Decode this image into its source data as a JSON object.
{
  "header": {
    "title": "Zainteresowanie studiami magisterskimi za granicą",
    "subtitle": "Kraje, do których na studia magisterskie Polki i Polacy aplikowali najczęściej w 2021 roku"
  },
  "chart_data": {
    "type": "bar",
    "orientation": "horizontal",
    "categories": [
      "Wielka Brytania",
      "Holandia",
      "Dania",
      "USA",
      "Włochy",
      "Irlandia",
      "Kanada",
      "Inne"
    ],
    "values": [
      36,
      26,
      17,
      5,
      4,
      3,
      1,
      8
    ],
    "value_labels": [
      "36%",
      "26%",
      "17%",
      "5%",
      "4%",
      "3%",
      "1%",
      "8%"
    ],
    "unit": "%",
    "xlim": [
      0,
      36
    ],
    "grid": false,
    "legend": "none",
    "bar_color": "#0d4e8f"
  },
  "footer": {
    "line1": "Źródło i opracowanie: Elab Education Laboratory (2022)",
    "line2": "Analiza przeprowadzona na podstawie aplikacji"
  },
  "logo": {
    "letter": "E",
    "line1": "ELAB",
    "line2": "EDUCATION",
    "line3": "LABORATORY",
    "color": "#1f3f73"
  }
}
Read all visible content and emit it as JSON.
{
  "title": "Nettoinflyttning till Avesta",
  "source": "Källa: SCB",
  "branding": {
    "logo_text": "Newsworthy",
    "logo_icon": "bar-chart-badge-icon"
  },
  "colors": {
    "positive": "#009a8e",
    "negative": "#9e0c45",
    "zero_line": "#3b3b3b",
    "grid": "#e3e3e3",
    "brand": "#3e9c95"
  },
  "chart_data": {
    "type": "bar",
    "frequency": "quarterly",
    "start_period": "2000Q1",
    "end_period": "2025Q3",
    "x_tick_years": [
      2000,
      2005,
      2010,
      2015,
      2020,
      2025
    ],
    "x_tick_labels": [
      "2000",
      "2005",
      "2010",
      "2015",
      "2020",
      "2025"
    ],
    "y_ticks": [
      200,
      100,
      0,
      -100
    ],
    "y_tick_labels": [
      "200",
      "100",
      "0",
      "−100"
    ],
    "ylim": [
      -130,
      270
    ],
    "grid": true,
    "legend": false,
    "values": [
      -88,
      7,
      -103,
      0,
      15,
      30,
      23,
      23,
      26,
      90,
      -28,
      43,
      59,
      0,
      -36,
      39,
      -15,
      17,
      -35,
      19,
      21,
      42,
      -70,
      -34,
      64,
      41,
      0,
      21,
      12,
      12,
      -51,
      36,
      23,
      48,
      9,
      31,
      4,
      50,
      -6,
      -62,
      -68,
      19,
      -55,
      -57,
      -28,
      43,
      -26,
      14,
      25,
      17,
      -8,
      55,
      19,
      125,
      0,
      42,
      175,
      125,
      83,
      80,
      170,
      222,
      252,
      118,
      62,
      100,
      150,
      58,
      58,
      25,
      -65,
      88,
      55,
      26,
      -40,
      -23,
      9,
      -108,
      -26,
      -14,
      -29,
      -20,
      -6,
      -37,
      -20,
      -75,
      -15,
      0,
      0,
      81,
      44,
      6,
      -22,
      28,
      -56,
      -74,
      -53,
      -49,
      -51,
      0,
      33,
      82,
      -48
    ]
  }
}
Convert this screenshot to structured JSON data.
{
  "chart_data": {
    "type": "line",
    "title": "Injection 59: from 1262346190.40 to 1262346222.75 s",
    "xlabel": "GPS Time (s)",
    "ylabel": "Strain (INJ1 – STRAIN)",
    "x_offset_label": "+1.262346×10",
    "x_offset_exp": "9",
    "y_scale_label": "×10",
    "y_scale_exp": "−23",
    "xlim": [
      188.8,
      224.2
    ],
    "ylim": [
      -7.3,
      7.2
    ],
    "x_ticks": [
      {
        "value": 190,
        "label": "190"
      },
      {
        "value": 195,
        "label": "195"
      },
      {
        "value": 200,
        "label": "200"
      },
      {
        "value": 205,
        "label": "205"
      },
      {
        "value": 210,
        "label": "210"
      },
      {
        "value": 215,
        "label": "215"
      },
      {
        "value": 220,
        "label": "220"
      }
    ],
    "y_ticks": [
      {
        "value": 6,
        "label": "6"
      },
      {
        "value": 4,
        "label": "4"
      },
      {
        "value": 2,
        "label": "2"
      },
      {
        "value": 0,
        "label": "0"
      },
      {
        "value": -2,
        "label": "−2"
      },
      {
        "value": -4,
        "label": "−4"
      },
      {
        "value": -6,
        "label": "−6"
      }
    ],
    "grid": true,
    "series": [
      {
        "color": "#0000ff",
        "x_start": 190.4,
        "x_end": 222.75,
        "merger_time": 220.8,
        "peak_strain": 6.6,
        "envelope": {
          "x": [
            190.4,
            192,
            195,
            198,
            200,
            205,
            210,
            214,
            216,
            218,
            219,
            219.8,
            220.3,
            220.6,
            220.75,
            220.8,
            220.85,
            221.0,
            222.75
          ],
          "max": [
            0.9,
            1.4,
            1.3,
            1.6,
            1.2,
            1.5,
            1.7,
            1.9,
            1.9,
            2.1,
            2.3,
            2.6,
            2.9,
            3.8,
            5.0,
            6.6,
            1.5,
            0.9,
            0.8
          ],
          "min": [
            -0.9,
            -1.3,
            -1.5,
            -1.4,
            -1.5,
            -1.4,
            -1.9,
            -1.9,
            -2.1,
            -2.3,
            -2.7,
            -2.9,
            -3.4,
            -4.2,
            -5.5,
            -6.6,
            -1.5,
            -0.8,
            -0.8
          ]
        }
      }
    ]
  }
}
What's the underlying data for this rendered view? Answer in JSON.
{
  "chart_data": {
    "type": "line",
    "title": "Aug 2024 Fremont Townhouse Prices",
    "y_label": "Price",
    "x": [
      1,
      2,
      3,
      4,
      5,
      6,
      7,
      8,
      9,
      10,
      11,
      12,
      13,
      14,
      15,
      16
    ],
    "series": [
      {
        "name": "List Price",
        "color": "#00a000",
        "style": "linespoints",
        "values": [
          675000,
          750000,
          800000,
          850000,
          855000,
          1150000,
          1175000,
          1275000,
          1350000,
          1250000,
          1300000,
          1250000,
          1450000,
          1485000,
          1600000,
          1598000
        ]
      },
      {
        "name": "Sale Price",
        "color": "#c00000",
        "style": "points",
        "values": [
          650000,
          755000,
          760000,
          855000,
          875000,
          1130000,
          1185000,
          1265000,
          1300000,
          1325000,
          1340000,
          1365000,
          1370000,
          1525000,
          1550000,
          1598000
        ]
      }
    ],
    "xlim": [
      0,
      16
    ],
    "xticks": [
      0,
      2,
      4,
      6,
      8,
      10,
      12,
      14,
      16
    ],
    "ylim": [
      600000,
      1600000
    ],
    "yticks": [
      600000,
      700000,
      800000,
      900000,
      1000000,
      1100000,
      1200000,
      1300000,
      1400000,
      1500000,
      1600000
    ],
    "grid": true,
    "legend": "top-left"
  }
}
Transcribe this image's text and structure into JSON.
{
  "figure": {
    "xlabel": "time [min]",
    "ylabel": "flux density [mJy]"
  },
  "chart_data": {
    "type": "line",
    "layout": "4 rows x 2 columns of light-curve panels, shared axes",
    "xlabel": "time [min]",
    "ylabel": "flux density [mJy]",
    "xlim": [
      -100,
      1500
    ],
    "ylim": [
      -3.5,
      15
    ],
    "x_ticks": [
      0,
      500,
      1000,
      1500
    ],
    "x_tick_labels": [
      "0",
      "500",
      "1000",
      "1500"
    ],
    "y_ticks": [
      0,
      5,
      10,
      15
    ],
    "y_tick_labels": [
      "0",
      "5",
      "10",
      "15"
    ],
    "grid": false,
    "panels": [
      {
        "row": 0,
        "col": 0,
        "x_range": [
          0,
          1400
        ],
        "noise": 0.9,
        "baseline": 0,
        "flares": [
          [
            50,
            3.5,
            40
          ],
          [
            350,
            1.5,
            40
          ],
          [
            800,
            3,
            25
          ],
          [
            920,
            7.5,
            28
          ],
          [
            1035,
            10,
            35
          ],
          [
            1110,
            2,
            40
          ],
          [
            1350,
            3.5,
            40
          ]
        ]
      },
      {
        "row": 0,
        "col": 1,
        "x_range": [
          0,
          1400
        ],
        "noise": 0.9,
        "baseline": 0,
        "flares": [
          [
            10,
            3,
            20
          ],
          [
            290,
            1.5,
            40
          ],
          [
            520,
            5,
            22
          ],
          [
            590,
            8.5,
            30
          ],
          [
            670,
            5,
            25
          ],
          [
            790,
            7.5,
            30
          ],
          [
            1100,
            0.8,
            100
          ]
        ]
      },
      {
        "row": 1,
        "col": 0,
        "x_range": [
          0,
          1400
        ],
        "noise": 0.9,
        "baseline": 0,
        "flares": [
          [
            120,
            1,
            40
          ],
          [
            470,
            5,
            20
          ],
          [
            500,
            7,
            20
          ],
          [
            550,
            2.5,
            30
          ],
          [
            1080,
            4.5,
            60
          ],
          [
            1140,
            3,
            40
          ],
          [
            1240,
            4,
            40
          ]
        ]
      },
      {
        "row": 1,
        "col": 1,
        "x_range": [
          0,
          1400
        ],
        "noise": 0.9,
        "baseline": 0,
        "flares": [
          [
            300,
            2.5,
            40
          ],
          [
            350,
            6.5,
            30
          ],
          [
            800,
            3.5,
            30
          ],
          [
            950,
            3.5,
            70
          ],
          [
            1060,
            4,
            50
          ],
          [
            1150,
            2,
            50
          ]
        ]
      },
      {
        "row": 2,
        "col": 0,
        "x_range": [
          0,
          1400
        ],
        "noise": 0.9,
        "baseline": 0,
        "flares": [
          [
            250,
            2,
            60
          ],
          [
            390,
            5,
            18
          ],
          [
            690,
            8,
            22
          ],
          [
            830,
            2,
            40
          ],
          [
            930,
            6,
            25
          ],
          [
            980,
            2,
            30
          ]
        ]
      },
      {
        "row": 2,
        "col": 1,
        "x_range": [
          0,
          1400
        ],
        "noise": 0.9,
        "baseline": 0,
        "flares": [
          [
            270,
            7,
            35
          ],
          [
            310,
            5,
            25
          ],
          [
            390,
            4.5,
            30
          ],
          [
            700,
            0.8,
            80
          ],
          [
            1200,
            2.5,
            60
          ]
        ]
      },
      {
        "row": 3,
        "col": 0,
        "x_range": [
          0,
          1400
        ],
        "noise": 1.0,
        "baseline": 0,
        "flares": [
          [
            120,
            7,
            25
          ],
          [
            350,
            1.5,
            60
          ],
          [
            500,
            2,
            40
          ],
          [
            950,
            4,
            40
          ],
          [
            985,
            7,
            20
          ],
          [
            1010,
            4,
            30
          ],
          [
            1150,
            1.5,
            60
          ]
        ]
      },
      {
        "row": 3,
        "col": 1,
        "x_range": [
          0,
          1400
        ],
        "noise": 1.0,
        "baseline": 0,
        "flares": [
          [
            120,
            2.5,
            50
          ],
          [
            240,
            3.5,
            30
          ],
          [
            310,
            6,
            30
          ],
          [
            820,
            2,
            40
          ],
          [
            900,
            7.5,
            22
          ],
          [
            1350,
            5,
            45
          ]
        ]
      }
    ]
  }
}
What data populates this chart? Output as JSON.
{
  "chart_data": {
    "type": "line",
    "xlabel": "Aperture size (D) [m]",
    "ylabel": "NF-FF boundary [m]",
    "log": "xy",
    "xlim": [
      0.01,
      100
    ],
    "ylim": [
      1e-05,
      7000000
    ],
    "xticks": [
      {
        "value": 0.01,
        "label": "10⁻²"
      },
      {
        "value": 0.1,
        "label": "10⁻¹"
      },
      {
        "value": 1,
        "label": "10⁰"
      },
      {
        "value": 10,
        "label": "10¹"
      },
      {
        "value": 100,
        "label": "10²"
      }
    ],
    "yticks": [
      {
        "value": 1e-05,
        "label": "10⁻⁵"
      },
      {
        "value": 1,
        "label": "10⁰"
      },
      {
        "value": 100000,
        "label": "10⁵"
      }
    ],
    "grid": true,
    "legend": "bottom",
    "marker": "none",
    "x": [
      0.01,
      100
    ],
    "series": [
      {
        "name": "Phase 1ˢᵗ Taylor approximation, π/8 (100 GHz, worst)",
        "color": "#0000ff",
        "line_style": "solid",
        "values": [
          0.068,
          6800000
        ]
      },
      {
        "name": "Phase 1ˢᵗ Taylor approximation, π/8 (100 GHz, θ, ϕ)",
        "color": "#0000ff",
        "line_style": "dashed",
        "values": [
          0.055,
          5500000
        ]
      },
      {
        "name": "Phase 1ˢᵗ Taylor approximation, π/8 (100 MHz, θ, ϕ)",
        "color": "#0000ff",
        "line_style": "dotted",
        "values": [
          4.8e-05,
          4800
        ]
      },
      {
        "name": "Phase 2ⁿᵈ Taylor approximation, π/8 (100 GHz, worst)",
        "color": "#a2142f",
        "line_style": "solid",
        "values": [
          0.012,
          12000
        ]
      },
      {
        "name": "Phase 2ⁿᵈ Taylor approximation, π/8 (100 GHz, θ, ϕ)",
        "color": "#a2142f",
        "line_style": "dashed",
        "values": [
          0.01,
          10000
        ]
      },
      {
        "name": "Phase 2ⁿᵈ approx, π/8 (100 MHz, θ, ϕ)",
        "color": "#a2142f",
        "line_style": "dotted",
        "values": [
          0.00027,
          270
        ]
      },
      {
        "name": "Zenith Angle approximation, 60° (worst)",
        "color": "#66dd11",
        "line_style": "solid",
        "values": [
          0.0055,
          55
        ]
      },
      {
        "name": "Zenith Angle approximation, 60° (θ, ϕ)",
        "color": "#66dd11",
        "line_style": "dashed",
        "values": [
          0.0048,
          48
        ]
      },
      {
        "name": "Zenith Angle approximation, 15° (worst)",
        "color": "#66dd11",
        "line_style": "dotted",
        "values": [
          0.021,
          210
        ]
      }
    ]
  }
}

> **TASK PROMPT**
Show each line in the entries that holds the string "Angle".

> **EXERCISE SOLUTION**
        "name": "Zenith Angle approximation, 60° (worst)",
        "name": "Zenith Angle approximation, 60° (θ, ϕ)",
        "name": "Zenith Angle approximation, 15° (worst)",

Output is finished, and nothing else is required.